#### Data supplied ####
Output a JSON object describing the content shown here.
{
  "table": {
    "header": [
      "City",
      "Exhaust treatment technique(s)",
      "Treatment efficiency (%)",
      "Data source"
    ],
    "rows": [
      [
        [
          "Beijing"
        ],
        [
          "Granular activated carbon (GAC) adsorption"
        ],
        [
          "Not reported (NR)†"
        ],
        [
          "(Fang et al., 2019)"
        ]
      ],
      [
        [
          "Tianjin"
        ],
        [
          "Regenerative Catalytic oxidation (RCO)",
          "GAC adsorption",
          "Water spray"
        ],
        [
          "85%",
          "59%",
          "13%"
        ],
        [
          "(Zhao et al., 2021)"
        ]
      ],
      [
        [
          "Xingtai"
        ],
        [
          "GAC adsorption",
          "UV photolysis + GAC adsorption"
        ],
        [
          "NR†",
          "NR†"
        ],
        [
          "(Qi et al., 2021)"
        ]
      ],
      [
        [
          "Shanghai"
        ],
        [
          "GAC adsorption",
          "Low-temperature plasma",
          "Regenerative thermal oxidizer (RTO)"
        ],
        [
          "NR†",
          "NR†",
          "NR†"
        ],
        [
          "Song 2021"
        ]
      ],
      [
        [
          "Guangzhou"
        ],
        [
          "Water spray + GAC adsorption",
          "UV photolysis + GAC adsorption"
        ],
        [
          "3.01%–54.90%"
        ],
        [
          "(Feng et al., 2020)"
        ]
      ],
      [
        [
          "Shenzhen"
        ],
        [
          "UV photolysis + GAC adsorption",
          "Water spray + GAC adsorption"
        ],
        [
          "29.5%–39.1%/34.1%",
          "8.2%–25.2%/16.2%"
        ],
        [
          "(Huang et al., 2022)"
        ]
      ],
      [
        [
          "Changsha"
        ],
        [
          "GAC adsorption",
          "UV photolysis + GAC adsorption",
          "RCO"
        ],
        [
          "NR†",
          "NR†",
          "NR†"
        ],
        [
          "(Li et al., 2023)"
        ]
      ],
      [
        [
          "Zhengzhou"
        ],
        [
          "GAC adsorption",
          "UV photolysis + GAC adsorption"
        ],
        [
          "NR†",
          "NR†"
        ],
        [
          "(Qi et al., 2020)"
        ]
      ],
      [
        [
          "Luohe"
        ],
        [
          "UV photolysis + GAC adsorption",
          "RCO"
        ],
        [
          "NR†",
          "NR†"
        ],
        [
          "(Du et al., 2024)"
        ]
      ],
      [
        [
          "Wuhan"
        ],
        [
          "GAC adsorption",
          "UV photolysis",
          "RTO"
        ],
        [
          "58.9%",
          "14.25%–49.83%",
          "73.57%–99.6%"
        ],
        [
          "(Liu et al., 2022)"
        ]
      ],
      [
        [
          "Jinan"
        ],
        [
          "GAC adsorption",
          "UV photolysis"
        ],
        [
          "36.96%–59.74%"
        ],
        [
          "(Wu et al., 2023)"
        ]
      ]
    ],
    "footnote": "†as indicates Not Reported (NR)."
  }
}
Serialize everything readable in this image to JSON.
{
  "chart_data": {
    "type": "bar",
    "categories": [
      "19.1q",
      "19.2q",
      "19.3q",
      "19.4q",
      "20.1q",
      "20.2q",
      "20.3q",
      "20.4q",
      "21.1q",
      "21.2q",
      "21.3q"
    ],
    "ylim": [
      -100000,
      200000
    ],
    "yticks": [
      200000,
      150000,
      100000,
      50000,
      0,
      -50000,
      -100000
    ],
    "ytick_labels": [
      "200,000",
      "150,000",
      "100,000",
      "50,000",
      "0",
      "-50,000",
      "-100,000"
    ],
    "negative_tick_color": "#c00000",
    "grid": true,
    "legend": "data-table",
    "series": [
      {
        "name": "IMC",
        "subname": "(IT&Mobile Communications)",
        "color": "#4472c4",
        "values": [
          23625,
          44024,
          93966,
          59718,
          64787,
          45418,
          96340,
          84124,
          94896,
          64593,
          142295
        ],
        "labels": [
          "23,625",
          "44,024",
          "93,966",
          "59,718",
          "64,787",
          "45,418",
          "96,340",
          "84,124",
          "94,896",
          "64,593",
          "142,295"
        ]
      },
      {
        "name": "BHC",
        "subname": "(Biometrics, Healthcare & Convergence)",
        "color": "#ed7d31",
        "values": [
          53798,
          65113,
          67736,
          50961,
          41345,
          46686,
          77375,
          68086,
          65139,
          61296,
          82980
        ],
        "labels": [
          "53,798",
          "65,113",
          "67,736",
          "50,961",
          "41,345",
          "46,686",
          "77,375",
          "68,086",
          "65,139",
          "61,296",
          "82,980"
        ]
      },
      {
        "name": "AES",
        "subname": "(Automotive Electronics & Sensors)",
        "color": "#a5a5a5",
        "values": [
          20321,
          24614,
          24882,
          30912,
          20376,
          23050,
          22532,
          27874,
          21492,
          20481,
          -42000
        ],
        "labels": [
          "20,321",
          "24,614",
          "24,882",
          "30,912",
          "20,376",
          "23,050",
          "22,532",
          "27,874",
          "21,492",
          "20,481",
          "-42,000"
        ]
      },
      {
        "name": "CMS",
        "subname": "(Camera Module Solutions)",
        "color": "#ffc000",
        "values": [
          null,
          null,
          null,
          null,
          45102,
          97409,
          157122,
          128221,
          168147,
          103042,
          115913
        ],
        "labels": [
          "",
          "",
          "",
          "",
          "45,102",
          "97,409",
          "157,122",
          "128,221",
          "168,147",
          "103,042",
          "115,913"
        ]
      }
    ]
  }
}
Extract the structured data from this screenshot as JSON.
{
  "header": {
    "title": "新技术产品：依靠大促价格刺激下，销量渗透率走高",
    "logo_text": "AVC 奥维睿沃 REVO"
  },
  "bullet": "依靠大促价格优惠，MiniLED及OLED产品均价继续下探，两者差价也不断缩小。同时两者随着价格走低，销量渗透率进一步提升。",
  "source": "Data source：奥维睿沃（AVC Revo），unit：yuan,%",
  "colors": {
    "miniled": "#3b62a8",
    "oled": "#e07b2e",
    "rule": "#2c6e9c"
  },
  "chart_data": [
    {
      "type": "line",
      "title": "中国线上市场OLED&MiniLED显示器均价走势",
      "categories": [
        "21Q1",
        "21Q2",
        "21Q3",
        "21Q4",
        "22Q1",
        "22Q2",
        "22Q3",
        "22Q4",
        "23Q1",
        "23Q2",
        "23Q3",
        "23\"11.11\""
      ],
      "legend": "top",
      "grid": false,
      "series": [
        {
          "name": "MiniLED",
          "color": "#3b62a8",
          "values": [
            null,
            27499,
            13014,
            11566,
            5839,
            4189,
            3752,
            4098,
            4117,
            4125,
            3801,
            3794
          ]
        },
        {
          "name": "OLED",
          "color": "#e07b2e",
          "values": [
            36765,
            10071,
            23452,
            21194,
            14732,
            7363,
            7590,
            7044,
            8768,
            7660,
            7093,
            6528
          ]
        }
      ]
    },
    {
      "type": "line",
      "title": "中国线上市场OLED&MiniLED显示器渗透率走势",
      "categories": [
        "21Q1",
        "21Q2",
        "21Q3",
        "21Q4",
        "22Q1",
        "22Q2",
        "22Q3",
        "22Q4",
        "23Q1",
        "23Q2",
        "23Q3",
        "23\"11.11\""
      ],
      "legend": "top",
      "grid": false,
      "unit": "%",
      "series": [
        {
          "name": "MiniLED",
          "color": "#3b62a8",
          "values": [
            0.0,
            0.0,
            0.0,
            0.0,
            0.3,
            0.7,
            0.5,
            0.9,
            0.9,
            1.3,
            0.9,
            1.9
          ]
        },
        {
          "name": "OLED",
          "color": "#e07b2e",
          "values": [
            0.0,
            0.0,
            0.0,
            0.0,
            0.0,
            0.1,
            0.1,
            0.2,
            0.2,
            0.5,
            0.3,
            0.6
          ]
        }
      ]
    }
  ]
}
####
Repeat the records above exactly, from the first line to the last.

> **Task response**
Output a JSON object describing the content shown here.
{
  "table": {
    "header": [
      "City",
      "Exhaust treatment technique(s)",
      "Treatment efficiency (%)",
      "Data source"
    ],
    "rows": [
      [
        [
          "Beijing"
        ],
        [
          "Granular activated carbon (GAC) adsorption"
        ],
        [
          "Not reported (NR)†"
        ],
        [
          "(Fang et al., 2019)"
        ]
      ],
      [
        [
          "Tianjin"
        ],
        [
          "Regenerative Catalytic oxidation (RCO)",
          "GAC adsorption",
          "Water spray"
        ],
        [
          "85%",
          "59%",
          "13%"
        ],
        [
          "(Zhao et al., 2021)"
        ]
      ],
      [
        [
          "Xingtai"
        ],
        [
          "GAC adsorption",
          "UV photolysis + GAC adsorption"
        ],
        [
          "NR†",
          "NR†"
        ],
        [
          "(Qi et al., 2021)"
        ]
      ],
      [
        [
          "Shanghai"
        ],
        [
          "GAC adsorption",
          "Low-temperature plasma",
          "Regenerative thermal oxidizer (RTO)"
        ],
        [
          "NR†",
          "NR†",
          "NR†"
        ],
        [
          "Song 2021"
        ]
      ],
      [
        [
          "Guangzhou"
        ],
        [
          "Water spray + GAC adsorption",
          "UV photolysis + GAC adsorption"
        ],
        [
          "3.01%–54.90%"
        ],
        [
          "(Feng et al., 2020)"
        ]
      ],
      [
        [
          "Shenzhen"
        ],
        [
          "UV photolysis + GAC adsorption",
          "Water spray + GAC adsorption"
        ],
        [
          "29.5%–39.1%/34.1%",
          "8.2%–25.2%/16.2%"
        ],
        [
          "(Huang et al., 2022)"
        ]
      ],
      [
        [
          "Changsha"
        ],
        [
          "GAC adsorption",
          "UV photolysis + GAC adsorption",
          "RCO"
        ],
        [
          "NR†",
          "NR†",
          "NR†"
        ],
        [
          "(Li et al., 2023)"
        ]
      ],
      [
        [
          "Zhengzhou"
        ],
        [
          "GAC adsorption",
          "UV photolysis + GAC adsorption"
        ],
        [
          "NR†",
          "NR†"
        ],
        [
          "(Qi et al., 2020)"
        ]
      ],
      [
        [
          "Luohe"
        ],
        [
          "UV photolysis + GAC adsorption",
          "RCO"
        ],
        [
          "NR†",
          "NR†"
        ],
        [
          "(Du et al., 2024)"
        ]
      ],
      [
        [
          "Wuhan"
        ],
        [
          "GAC adsorption",
          "UV photolysis",
          "RTO"
        ],
        [
          "58.9%",
          "14.25%–49.83%",
          "73.57%–99.6%"
        ],
        [
          "(Liu et al., 2022)"
        ]
      ],
      [
        [
          "Jinan"
        ],
        [
          "GAC adsorption",
          "UV photolysis"
        ],
        [
          "36.96%–59.74%"
        ],
        [
          "(Wu et al., 2023)"
        ]
      ]
    ],
    "footnote": "†as indicates Not Reported (NR)."
  }
}
Serialize everything readable in this image to JSON.
{
  "chart_data": {
    "type": "bar",
    "categories": [
      "19.1q",
      "19.2q",
      "19.3q",
      "19.4q",
      "20.1q",
      "20.2q",
      "20.3q",
      "20.4q",
      "21.1q",
      "21.2q",
      "21.3q"
    ],
    "ylim": [
      -100000,
      200000
    ],
    "yticks": [
      200000,
      150000,
      100000,
      50000,
      0,
      -50000,
      -100000
    ],
    "ytick_labels": [
      "200,000",
      "150,000",
      "100,000",
      "50,000",
      "0",
      "-50,000",
      "-100,000"
    ],
    "negative_tick_color": "#c00000",
    "grid": true,
    "legend": "data-table",
    "series": [
      {
        "name": "IMC",
        "subname": "(IT&Mobile Communications)",
        "color": "#4472c4",
        "values": [
          23625,
          44024,
          93966,
          59718,
          64787,
          45418,
          96340,
          84124,
          94896,
          64593,
          142295
        ],
        "labels": [
          "23,625",
          "44,024",
          "93,966",
          "59,718",
          "64,787",
          "45,418",
          "96,340",
          "84,124",
          "94,896",
          "64,593",
          "142,295"
        ]
      },
      {
        "name": "BHC",
        "subname": "(Biometrics, Healthcare & Convergence)",
        "color": "#ed7d31",
        "values": [
          53798,
          65113,
          67736,
          50961,
          41345,
          46686,
          77375,
          68086,
          65139,
          61296,
          82980
        ],
        "labels": [
          "53,798",
          "65,113",
          "67,736",
          "50,961",
          "41,345",
          "46,686",
          "77,375",
          "68,086",
          "65,139",
          "61,296",
          "82,980"
        ]
      },
      {
        "name": "AES",
        "subname": "(Automotive Electronics & Sensors)",
        "color": "#a5a5a5",
        "values": [
          20321,
          24614,
          24882,
          30912,
          20376,
          23050,
          22532,
          27874,
          21492,
          20481,
          -42000
        ],
        "labels": [
          "20,321",
          "24,614",
          "24,882",
          "30,912",
          "20,376",
          "23,050",
          "22,532",
          "27,874",
          "21,492",
          "20,481",
          "-42,000"
        ]
      },
      {
        "name": "CMS",
        "subname": "(Camera Module Solutions)",
        "color": "#ffc000",
        "values": [
          null,
          null,
          null,
          null,
          45102,
          97409,
          157122,
          128221,
          168147,
          103042,
          115913
        ],
        "labels": [
          "",
          "",
          "",
          "",
          "45,102",
          "97,409",
          "157,122",
          "128,221",
          "168,147",
          "103,042",
          "115,913"
        ]
      }
    ]
  }
}
Extract the structured data from this screenshot as JSON.
{
  "header": {
    "title": "新技术产品：依靠大促价格刺激下，销量渗透率走高",
    "logo_text": "AVC 奥维睿沃 REVO"
  },
  "bullet": "依靠大促价格优惠，MiniLED及OLED产品均价继续下探，两者差价也不断缩小。同时两者随着价格走低，销量渗透率进一步提升。",
  "source": "Data source：奥维睿沃（AVC Revo），unit：yuan,%",
  "colors": {
    "miniled": "#3b62a8",
    "oled": "#e07b2e",
    "rule": "#2c6e9c"
  },
  "chart_data": [
    {
      "type": "line",
      "title": "中国线上市场OLED&MiniLED显示器均价走势",
      "categories": [
        "21Q1",
        "21Q2",
        "21Q3",
        "21Q4",
        "22Q1",
        "22Q2",
        "22Q3",
        "22Q4",
        "23Q1",
        "23Q2",
        "23Q3",
        "23\"11.11\""
      ],
      "legend": "top",
      "grid": false,
      "series": [
        {
          "name": "MiniLED",
          "color": "#3b62a8",
          "values": [
            null,
            27499,
            13014,
            11566,
            5839,
            4189,
            3752,
            4098,
            4117,
            4125,
            3801,
            3794
          ]
        },
        {
          "name": "OLED",
          "color": "#e07b2e",
          "values": [
            36765,
            10071,
            23452,
            21194,
            14732,
            7363,
            7590,
            7044,
            8768,
            7660,
            7093,
            6528
          ]
        }
      ]
    },
    {
      "type": "line",
      "title": "中国线上市场OLED&MiniLED显示器渗透率走势",
      "categories": [
        "21Q1",
        "21Q2",
        "21Q3",
        "21Q4",
        "22Q1",
        "22Q2",
        "22Q3",
        "22Q4",
        "23Q1",
        "23Q2",
        "23Q3",
        "23\"11.11\""
      ],
      "legend": "top",
      "grid": false,
      "unit": "%",
      "series": [
        {
          "name": "MiniLED",
          "color": "#3b62a8",
          "values": [
            0.0,
            0.0,
            0.0,
            0.0,
            0.3,
            0.7,
            0.5,
            0.9,
            0.9,
            1.3,
            0.9,
            1.9
          ]
        },
        {
          "name": "OLED",
          "color": "#e07b2e",
          "values": [
            0.0,
            0.0,
            0.0,
            0.0,
            0.0,
            0.1,
            0.1,
            0.2,
            0.2,
            0.5,
            0.3,
            0.6
          ]
        }
      ]
    }
  ]
}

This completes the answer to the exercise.